Action item
Collect every line in the records below that contains the word "cells".

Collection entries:
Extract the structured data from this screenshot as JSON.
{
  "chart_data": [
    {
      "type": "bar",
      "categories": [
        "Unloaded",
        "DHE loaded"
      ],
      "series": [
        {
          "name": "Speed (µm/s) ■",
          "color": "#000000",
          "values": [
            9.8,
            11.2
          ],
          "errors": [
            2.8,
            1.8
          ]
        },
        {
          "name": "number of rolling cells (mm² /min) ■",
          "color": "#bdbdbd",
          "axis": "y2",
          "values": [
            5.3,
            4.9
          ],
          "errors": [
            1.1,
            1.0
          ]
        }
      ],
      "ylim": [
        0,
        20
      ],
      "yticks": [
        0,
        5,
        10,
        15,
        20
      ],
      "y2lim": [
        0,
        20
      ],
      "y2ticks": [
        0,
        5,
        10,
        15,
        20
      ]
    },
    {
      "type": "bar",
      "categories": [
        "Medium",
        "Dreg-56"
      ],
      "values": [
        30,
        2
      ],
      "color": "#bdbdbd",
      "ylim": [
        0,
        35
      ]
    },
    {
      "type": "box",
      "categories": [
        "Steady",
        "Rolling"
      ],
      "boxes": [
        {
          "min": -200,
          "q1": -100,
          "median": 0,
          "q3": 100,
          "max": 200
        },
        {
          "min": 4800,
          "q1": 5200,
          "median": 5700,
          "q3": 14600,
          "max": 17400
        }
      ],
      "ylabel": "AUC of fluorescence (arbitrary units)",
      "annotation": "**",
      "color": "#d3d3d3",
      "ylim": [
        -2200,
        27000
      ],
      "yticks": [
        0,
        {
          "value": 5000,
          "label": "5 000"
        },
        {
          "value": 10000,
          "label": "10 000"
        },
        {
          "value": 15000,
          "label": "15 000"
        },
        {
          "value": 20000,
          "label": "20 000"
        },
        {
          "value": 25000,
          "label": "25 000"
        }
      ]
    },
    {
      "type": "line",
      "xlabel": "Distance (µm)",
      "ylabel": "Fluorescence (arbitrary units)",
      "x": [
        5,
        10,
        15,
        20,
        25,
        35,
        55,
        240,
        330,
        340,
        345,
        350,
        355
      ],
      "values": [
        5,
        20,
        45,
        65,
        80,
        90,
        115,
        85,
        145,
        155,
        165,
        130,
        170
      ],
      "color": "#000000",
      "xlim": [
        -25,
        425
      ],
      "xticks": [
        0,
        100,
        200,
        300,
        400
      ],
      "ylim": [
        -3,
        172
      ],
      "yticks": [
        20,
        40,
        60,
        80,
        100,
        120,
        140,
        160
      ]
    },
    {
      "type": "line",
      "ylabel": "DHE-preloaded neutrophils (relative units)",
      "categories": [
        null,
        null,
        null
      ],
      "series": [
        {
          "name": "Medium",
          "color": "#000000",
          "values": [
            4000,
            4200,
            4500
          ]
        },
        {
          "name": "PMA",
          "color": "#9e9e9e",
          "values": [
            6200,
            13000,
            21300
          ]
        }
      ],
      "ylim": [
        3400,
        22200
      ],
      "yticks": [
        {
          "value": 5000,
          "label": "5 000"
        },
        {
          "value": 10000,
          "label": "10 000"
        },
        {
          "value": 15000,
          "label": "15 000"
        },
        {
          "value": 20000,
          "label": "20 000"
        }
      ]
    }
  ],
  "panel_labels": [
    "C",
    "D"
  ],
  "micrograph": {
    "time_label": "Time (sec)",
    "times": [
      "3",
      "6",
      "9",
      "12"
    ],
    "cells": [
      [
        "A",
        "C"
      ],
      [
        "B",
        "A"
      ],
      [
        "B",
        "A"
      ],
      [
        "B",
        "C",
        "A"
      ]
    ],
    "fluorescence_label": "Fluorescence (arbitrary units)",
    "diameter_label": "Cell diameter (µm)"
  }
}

Task answer
          "name": "number of rolling cells (mm² /min) ■",
    "cells": [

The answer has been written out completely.